[Stored items from a collection]
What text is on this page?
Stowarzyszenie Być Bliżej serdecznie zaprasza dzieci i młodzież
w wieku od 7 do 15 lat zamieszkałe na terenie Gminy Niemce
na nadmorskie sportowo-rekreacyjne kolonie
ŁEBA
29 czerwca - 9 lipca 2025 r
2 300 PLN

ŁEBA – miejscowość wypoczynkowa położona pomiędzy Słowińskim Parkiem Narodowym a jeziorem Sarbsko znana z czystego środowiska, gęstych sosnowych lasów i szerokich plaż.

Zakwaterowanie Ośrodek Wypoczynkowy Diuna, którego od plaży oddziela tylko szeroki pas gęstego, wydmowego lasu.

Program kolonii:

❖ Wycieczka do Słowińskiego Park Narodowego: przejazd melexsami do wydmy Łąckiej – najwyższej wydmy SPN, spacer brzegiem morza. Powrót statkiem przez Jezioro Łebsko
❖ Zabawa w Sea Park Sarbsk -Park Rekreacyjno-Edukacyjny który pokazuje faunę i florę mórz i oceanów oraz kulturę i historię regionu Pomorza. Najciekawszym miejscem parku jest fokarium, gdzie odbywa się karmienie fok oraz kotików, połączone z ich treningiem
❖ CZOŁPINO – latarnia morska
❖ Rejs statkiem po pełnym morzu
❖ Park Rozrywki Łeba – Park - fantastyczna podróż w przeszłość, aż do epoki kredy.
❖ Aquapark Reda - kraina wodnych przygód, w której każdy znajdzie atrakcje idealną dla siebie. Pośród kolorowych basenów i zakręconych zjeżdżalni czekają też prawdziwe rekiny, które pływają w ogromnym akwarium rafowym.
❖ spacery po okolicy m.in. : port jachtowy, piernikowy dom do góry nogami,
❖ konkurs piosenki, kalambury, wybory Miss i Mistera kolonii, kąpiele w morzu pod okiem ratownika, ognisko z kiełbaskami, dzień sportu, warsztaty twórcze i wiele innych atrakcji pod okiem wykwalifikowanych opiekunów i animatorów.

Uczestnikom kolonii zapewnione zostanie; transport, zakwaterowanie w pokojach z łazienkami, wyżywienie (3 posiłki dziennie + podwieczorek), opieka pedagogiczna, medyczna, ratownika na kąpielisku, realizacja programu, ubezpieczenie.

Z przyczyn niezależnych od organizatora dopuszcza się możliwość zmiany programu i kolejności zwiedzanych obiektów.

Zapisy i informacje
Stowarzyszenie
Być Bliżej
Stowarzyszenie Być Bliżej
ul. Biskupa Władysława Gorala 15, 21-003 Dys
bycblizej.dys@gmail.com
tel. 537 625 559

(TASK STATEMENT): Exactly reproduce every line of the data above.

(EXERCISE ANSWER):
What text is on this page?
Stowarzyszenie Być Bliżej serdecznie zaprasza dzieci i młodzież
w wieku od 7 do 15 lat zamieszkałe na terenie Gminy Niemce
na nadmorskie sportowo-rekreacyjne kolonie
ŁEBA
29 czerwca - 9 lipca 2025 r
2 300 PLN

ŁEBA – miejscowość wypoczynkowa położona pomiędzy Słowińskim Parkiem Narodowym a jeziorem Sarbsko znana z czystego środowiska, gęstych sosnowych lasów i szerokich plaż.

Zakwaterowanie Ośrodek Wypoczynkowy Diuna, którego od plaży oddziela tylko szeroki pas gęstego, wydmowego lasu.

Program kolonii:

❖ Wycieczka do Słowińskiego Park Narodowego: przejazd melexsami do wydmy Łąckiej – najwyższej wydmy SPN, spacer brzegiem morza. Powrót statkiem przez Jezioro Łebsko
❖ Zabawa w Sea Park Sarbsk -Park Rekreacyjno-Edukacyjny który pokazuje faunę i florę mórz i oceanów oraz kulturę i historię regionu Pomorza. Najciekawszym miejscem parku jest fokarium, gdzie odbywa się karmienie fok oraz kotików, połączone z ich treningiem
❖ CZOŁPINO – latarnia morska
❖ Rejs statkiem po pełnym morzu
❖ Park Rozrywki Łeba – Park - fantastyczna podróż w przeszłość, aż do epoki kredy.
❖ Aquapark Reda - kraina wodnych przygód, w której każdy znajdzie atrakcje idealną dla siebie. Pośród kolorowych basenów i zakręconych zjeżdżalni czekają też prawdziwe rekiny, które pływają w ogromnym akwarium rafowym.
❖ spacery po okolicy m.in. : port jachtowy, piernikowy dom do góry nogami,
❖ konkurs piosenki, kalambury, wybory Miss i Mistera kolonii, kąpiele w morzu pod okiem ratownika, ognisko z kiełbaskami, dzień sportu, warsztaty twórcze i wiele innych atrakcji pod okiem wykwalifikowanych opiekunów i animatorów.

Uczestnikom kolonii zapewnione zostanie; transport, zakwaterowanie w pokojach z łazienkami, wyżywienie (3 posiłki dziennie + podwieczorek), opieka pedagogiczna, medyczna, ratownika na kąpielisku, realizacja programu, ubezpieczenie.

Z przyczyn niezależnych od organizatora dopuszcza się możliwość zmiany programu i kolejności zwiedzanych obiektów.

Zapisy i informacje
Stowarzyszenie
Być Bliżej
Stowarzyszenie Być Bliżej
ul. Biskupa Władysława Gorala 15, 21-003 Dys
bycblizej.dys@gmail.com
tel. 537 625 559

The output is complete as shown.